• _DIRECTIONS FOR THIS TASK_
In the data, extract each line that holds the string "color".

• _SUPPLIED RECORDS_

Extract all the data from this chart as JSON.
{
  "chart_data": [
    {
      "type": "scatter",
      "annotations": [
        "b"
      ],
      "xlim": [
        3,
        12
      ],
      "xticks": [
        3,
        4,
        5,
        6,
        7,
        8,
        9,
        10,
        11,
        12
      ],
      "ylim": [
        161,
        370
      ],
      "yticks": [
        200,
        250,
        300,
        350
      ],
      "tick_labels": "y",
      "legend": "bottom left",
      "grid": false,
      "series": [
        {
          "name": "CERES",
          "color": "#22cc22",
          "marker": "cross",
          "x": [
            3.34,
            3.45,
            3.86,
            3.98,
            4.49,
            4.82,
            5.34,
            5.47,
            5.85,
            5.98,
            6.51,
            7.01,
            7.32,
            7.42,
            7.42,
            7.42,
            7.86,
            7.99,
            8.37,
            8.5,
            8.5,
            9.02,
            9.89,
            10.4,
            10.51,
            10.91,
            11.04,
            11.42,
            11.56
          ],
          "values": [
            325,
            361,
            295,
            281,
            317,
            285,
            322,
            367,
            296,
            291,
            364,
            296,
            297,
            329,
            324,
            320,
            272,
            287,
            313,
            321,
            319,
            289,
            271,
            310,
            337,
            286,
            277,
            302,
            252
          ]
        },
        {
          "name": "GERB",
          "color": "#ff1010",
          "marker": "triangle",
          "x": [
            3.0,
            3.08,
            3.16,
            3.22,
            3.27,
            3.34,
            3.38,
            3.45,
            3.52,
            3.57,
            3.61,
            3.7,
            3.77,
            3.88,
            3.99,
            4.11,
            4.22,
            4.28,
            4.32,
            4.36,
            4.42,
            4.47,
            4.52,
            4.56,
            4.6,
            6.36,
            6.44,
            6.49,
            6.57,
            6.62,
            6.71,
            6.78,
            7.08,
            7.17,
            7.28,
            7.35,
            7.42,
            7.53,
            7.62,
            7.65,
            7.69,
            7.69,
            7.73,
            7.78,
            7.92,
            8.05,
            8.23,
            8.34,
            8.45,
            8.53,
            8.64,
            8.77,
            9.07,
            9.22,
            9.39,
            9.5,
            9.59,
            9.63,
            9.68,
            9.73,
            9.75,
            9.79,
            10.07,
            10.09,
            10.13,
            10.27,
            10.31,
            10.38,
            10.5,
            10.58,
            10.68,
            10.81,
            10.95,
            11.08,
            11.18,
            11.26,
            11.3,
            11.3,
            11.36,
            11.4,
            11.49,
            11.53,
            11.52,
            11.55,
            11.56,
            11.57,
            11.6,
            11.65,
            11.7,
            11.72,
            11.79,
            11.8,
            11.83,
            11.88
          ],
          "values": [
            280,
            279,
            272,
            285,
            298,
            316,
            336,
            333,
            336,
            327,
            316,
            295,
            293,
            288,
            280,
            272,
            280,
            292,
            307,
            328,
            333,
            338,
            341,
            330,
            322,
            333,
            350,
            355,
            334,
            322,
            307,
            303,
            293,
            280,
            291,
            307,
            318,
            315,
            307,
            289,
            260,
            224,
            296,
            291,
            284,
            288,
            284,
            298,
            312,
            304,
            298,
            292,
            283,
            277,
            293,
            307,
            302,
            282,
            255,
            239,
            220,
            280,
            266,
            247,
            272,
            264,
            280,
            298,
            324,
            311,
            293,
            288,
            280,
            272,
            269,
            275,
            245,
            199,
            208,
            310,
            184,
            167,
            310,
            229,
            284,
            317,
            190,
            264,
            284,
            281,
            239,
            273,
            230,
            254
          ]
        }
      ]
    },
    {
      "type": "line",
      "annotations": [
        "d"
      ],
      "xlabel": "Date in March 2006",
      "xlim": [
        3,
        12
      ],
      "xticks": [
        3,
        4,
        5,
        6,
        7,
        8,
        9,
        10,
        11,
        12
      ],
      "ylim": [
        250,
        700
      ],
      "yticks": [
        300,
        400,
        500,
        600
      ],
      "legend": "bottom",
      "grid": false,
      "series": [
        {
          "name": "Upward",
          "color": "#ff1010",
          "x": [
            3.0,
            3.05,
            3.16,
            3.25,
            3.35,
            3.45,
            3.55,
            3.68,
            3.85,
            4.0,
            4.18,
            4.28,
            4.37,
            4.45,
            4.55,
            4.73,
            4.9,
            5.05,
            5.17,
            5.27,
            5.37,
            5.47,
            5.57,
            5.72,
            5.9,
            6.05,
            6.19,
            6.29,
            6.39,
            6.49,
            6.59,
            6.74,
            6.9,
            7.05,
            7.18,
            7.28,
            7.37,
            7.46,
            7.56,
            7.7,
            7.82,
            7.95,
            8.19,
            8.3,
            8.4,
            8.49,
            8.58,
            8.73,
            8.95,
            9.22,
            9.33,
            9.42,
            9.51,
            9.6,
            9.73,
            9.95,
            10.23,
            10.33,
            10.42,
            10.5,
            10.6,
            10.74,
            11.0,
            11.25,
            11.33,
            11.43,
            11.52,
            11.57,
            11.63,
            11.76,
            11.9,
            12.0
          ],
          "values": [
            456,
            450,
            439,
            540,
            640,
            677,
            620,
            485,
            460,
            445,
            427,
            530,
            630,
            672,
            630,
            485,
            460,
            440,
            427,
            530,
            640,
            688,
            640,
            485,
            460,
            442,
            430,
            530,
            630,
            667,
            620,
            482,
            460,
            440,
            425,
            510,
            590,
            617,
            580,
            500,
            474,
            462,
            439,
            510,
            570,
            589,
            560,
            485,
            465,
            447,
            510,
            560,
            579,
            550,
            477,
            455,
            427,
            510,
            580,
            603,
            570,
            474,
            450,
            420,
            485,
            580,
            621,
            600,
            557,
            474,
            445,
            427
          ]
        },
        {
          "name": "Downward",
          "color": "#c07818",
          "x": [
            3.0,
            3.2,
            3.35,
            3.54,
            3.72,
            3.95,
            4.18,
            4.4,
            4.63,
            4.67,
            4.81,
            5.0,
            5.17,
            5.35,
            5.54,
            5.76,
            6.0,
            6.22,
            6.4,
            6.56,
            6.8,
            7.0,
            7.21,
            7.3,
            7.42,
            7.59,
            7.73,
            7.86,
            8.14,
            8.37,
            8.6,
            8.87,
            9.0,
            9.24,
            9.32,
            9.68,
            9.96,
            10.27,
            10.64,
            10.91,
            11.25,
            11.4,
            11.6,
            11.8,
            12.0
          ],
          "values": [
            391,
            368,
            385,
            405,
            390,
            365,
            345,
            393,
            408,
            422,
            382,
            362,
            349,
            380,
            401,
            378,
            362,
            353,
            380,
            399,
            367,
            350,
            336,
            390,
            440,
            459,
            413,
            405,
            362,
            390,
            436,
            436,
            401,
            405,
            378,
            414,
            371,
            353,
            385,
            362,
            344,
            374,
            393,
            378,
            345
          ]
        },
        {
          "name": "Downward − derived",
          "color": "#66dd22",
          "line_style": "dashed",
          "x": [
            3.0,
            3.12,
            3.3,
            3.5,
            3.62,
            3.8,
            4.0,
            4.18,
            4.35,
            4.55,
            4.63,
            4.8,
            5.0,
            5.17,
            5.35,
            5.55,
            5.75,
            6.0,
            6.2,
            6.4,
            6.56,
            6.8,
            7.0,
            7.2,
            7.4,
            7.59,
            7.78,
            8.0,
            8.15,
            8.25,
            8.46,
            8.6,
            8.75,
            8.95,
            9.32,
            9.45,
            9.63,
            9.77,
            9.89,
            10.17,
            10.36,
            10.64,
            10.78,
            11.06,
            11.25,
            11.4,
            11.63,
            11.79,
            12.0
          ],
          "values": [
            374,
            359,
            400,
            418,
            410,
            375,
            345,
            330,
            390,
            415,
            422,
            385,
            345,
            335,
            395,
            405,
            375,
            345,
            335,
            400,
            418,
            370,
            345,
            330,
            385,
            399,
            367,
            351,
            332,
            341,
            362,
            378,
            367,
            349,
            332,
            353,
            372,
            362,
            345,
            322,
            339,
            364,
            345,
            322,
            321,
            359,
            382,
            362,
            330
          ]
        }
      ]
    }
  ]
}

• _ANSWER FOR THE TASK_
          "color": "#22cc22",
          "color": "#ff1010",
          "color": "#ff1010",
          "color": "#c07818",
          "color": "#66dd22",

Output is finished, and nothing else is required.